#### Task statement:
Rewrite the data below as a JSON list of strings, one string per line, leaving out blank lines.

** start Records provided **

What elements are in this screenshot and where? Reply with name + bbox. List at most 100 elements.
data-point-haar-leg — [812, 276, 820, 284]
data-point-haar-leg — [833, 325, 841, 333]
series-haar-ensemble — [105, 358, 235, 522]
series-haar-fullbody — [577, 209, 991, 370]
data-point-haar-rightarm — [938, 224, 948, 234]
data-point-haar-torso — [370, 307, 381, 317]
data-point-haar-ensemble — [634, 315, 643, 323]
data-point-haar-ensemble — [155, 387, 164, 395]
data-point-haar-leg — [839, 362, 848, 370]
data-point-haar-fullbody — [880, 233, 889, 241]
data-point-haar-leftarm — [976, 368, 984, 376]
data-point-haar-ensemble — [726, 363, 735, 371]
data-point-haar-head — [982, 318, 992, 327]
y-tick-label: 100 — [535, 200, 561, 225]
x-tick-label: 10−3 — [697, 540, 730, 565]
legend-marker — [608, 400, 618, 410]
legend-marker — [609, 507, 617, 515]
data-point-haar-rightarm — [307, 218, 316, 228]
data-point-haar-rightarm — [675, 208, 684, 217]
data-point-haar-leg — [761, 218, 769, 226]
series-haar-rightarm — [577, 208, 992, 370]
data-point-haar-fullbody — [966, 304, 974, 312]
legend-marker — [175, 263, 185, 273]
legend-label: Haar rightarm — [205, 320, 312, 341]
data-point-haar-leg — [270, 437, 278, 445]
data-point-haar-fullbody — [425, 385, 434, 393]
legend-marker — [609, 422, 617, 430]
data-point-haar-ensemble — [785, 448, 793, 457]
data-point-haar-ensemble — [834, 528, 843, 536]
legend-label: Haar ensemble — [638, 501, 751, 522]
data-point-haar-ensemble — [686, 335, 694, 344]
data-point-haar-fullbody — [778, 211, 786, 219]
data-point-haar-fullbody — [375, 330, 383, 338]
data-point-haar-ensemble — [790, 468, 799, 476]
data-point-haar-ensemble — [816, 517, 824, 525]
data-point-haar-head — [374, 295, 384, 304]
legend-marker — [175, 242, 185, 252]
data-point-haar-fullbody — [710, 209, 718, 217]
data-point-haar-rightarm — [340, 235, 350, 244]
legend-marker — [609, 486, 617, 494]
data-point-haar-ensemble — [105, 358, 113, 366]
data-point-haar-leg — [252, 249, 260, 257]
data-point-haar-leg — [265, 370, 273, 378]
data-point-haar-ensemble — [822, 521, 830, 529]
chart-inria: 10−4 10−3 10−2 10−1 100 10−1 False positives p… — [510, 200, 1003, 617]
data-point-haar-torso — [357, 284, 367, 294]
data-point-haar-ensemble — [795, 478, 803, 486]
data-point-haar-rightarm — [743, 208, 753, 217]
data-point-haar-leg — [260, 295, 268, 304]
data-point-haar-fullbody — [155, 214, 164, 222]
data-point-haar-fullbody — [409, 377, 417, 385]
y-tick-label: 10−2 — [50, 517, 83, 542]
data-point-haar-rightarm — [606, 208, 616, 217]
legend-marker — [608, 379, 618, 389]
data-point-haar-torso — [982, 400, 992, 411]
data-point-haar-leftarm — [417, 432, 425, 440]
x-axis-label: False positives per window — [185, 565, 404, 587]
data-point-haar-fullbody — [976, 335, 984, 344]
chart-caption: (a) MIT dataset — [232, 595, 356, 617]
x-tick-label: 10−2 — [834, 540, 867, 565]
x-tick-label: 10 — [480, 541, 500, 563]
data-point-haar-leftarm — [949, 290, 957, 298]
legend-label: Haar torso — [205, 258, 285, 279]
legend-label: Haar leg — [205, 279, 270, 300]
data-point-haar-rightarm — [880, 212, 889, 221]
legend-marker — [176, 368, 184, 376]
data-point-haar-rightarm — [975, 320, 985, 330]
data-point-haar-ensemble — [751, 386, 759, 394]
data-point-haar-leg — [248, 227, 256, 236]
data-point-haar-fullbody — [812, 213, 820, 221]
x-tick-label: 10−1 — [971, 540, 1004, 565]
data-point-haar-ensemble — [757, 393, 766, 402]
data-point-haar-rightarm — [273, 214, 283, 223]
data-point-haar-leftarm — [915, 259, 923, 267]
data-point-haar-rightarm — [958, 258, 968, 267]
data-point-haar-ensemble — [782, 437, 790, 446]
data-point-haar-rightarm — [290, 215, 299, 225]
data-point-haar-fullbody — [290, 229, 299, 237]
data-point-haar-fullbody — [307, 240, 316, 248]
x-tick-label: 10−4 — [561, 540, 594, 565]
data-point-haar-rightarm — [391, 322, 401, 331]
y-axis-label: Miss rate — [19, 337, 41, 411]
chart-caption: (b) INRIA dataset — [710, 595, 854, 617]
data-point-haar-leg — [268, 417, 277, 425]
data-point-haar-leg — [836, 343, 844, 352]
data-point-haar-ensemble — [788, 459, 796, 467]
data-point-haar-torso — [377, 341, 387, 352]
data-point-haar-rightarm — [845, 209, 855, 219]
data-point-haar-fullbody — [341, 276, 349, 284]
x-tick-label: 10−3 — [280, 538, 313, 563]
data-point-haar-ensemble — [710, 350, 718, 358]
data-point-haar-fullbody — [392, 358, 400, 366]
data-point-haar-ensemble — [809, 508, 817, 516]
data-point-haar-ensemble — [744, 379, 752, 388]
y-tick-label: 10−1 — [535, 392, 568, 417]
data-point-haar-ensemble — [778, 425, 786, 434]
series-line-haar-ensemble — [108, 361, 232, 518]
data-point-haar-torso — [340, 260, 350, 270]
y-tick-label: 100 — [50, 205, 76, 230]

** end Records provided **

#### Final result:
[
  "What elements are in this screenshot and where? Reply with name + bbox. List at most 100 elements.",
  "data-point-haar-leg — [812, 276, 820, 284]",
  "data-point-haar-leg — [833, 325, 841, 333]",
  "series-haar-ensemble — [105, 358, 235, 522]",
  "series-haar-fullbody — [577, 209, 991, 370]",
  "data-point-haar-rightarm — [938, 224, 948, 234]",
  "data-point-haar-torso — [370, 307, 381, 317]",
  "data-point-haar-ensemble — [634, 315, 643, 323]",
  "data-point-haar-ensemble — [155, 387, 164, 395]",
  "data-point-haar-leg — [839, 362, 848, 370]",
  "data-point-haar-fullbody — [880, 233, 889, 241]",
  "data-point-haar-leftarm — [976, 368, 984, 376]",
  "data-point-haar-ensemble — [726, 363, 735, 371]",
  "data-point-haar-head — [982, 318, 992, 327]",
  "y-tick-label: 100 — [535, 200, 561, 225]",
  "x-tick-label: 10−3 — [697, 540, 730, 565]",
  "legend-marker — [608, 400, 618, 410]",
  "legend-marker — [609, 507, 617, 515]",
  "data-point-haar-rightarm — [307, 218, 316, 228]",
  "data-point-haar-rightarm — [675, 208, 684, 217]",
  "data-point-haar-leg — [761, 218, 769, 226]",
  "series-haar-rightarm — [577, 208, 992, 370]",
  "data-point-haar-fullbody — [966, 304, 974, 312]",
  "legend-marker — [175, 263, 185, 273]",
  "legend-label: Haar rightarm — [205, 320, 312, 341]",
  "data-point-haar-leg — [270, 437, 278, 445]",
  "data-point-haar-fullbody — [425, 385, 434, 393]",
  "legend-marker — [609, 422, 617, 430]",
  "data-point-haar-ensemble — [785, 448, 793, 457]",
  "data-point-haar-ensemble — [834, 528, 843, 536]",
  "legend-label: Haar ensemble — [638, 501, 751, 522]",
  "data-point-haar-ensemble — [686, 335, 694, 344]",
  "data-point-haar-fullbody — [778, 211, 786, 219]",
  "data-point-haar-fullbody — [375, 330, 383, 338]",
  "data-point-haar-ensemble — [790, 468, 799, 476]",
  "data-point-haar-ensemble — [816, 517, 824, 525]",
  "data-point-haar-head — [374, 295, 384, 304]",
  "legend-marker — [175, 242, 185, 252]",
  "data-point-haar-fullbody — [710, 209, 718, 217]",
  "data-point-haar-rightarm — [340, 235, 350, 244]",
  "legend-marker — [609, 486, 617, 494]",
  "data-point-haar-ensemble — [105, 358, 113, 366]",
  "data-point-haar-leg — [252, 249, 260, 257]",
  "data-point-haar-leg — [265, 370, 273, 378]",
  "data-point-haar-ensemble — [822, 521, 830, 529]",
  "chart-inria: 10−4 10−3 10−2 10−1 100 10−1 False positives p… — [510, 200, 1003, 617]",
  "data-point-haar-torso — [357, 284, 367, 294]",
  "data-point-haar-ensemble — [795, 478, 803, 486]",
  "data-point-haar-rightarm — [743, 208, 753, 217]",
  "data-point-haar-leg — [260, 295, 268, 304]",
  "data-point-haar-fullbody — [155, 214, 164, 222]",
  "data-point-haar-fullbody — [409, 377, 417, 385]",
  "y-tick-label: 10−2 — [50, 517, 83, 542]",
  "data-point-haar-rightarm — [606, 208, 616, 217]",
  "legend-marker — [608, 379, 618, 389]",
  "data-point-haar-torso — [982, 400, 992, 411]",
  "data-point-haar-leftarm — [417, 432, 425, 440]",
  "x-axis-label: False positives per window — [185, 565, 404, 587]",
  "data-point-haar-fullbody — [976, 335, 984, 344]",
  "chart-caption: (a) MIT dataset — [232, 595, 356, 617]",
  "x-tick-label: 10−2 — [834, 540, 867, 565]",
  "x-tick-label: 10 — [480, 541, 500, 563]",
  "data-point-haar-leftarm — [949, 290, 957, 298]",
  "legend-label: Haar torso — [205, 258, 285, 279]",
  "legend-label: Haar leg — [205, 279, 270, 300]",
  "data-point-haar-rightarm — [880, 212, 889, 221]",
  "legend-marker — [176, 368, 184, 376]",
  "data-point-haar-rightarm — [975, 320, 985, 330]",
  "data-point-haar-ensemble — [751, 386, 759, 394]",
  "data-point-haar-leg — [248, 227, 256, 236]",
  "data-point-haar-fullbody — [812, 213, 820, 221]",
  "x-tick-label: 10−1 — [971, 540, 1004, 565]",
  "data-point-haar-ensemble — [757, 393, 766, 402]",
  "data-point-haar-rightarm — [273, 214, 283, 223]",
  "data-point-haar-leftarm — [915, 259, 923, 267]",
  "data-point-haar-rightarm — [958, 258, 968, 267]",
  "data-point-haar-ensemble — [782, 437, 790, 446]",
  "data-point-haar-rightarm — [290, 215, 299, 225]",
  "data-point-haar-fullbody — [290, 229, 299, 237]",
  "data-point-haar-fullbody — [307, 240, 316, 248]",
  "x-tick-label: 10−4 — [561, 540, 594, 565]",
  "data-point-haar-rightarm — [391, 322, 401, 331]",
  "y-axis-label: Miss rate — [19, 337, 41, 411]",
  "chart-caption: (b) INRIA dataset — [710, 595, 854, 617]",
  "data-point-haar-leg — [268, 417, 277, 425]",
  "data-point-haar-leg — [836, 343, 844, 352]",
  "data-point-haar-ensemble — [788, 459, 796, 467]",
  "data-point-haar-torso — [377, 341, 387, 352]",
  "data-point-haar-rightarm — [845, 209, 855, 219]",
  "data-point-haar-fullbody — [341, 276, 349, 284]",
  "x-tick-label: 10−3 — [280, 538, 313, 563]",
  "data-point-haar-ensemble — [710, 350, 718, 358]",
  "data-point-haar-fullbody — [392, 358, 400, 366]",
  "data-point-haar-ensemble — [809, 508, 817, 516]",
  "data-point-haar-ensemble — [744, 379, 752, 388]",
  "y-tick-label: 10−1 — [535, 392, 568, 417]",
  "data-point-haar-ensemble — [778, 425, 786, 434]",
  "series-line-haar-ensemble — [108, 361, 232, 518]",
  "data-point-haar-torso — [340, 260, 350, 270]",
  "y-tick-label: 100 — [50, 205, 76, 230]"
]